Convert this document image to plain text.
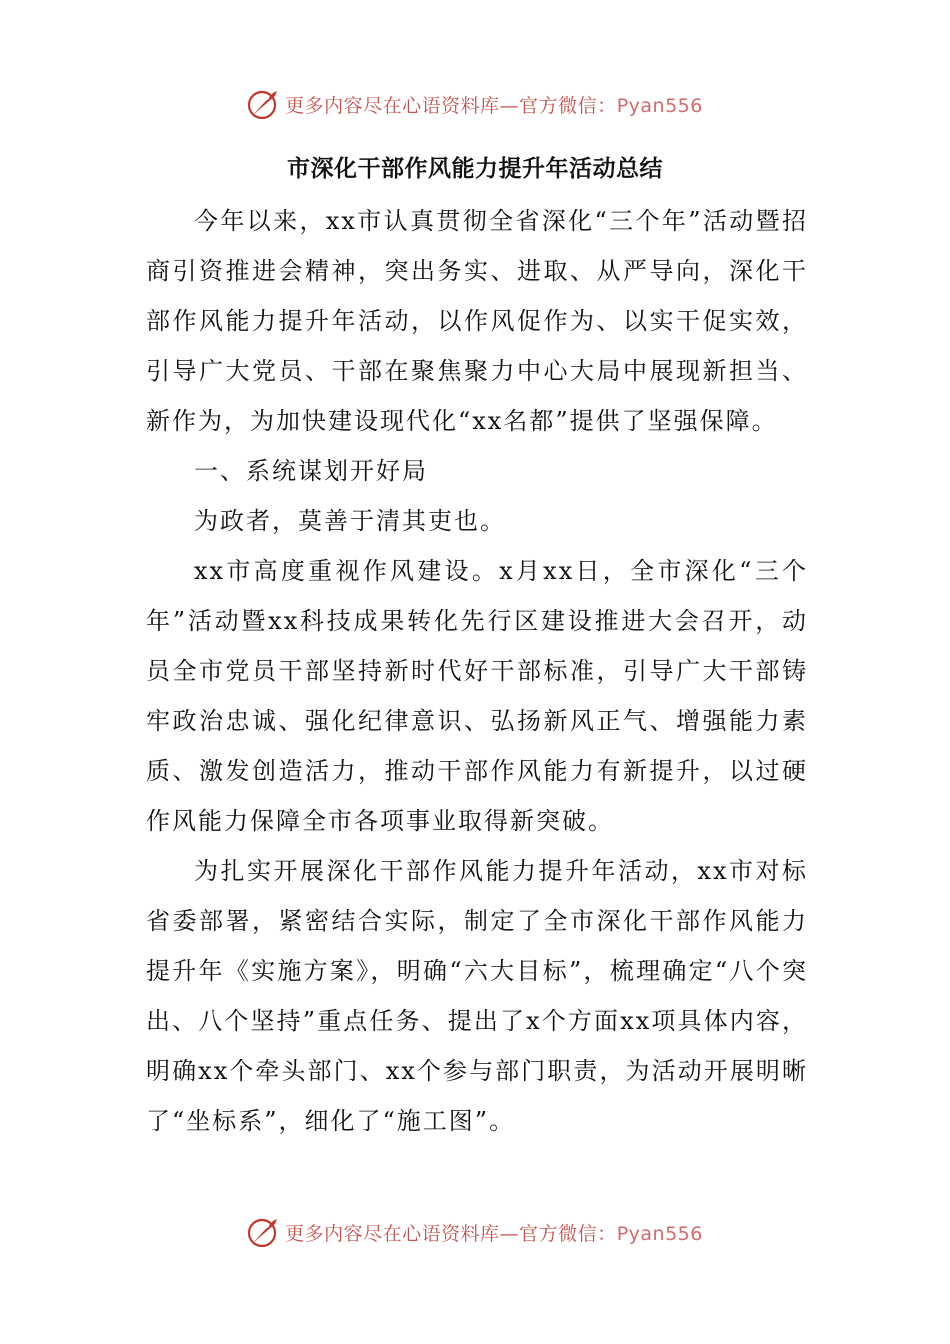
更多内容尽在心语资料库—官方微信：Pyan556
市深化干部作风能力提升年活动总结

今年以来，xx市认真贯彻全省深化“三个年”活动暨招商引资推进会精神，突出务实、进取、从严导向，深化干部作风能力提升年活动，以作风促作为、以实干促实效，引导广大党员、干部在聚焦聚力中心大局中展现新担当、新作为，为加快建设现代化“xx名都”提供了坚强保障。

一、系统谋划开好局

为政者，莫善于清其吏也。

xx市高度重视作风建设。x月xx日，全市深化“三个年”活动暨xx科技成果转化先行区建设推进大会召开，动员全市党员干部坚持新时代好干部标准，引导广大干部铸牢政治忠诚、强化纪律意识、弘扬新风正气、增强能力素质、激发创造活力，推动干部作风能力有新提升，以过硬作风能力保障全市各项事业取得新突破。

为扎实开展深化干部作风能力提升年活动，xx市对标省委部署，紧密结合实际，制定了全市深化干部作风能力提升年《实施方案》，明确“六大目标”，梳理确定“八个突出、八个坚持”重点任务、提出了x个方面xx项具体内容，明确xx个牵头部门、xx个参与部门职责，为活动开展明晰了“坐标系”，细化了“施工图”。

更多内容尽在心语资料库—官方微信：Pyan556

**Exercise**
Copy out all of the data word for word. Do not carry over any picture.

**Solution**
Convert this document image to plain text.
更多内容尽在心语资料库—官方微信：Pyan556
市深化干部作风能力提升年活动总结

今年以来，xx市认真贯彻全省深化“三个年”活动暨招商引资推进会精神，突出务实、进取、从严导向，深化干部作风能力提升年活动，以作风促作为、以实干促实效，引导广大党员、干部在聚焦聚力中心大局中展现新担当、新作为，为加快建设现代化“xx名都”提供了坚强保障。

一、系统谋划开好局

为政者，莫善于清其吏也。

xx市高度重视作风建设。x月xx日，全市深化“三个年”活动暨xx科技成果转化先行区建设推进大会召开，动员全市党员干部坚持新时代好干部标准，引导广大干部铸牢政治忠诚、强化纪律意识、弘扬新风正气、增强能力素质、激发创造活力，推动干部作风能力有新提升，以过硬作风能力保障全市各项事业取得新突破。

为扎实开展深化干部作风能力提升年活动，xx市对标省委部署，紧密结合实际，制定了全市深化干部作风能力提升年《实施方案》，明确“六大目标”，梳理确定“八个突出、八个坚持”重点任务、提出了x个方面xx项具体内容，明确xx个牵头部门、xx个参与部门职责，为活动开展明晰了“坐标系”，细化了“施工图”。

更多内容尽在心语资料库—官方微信：Pyan556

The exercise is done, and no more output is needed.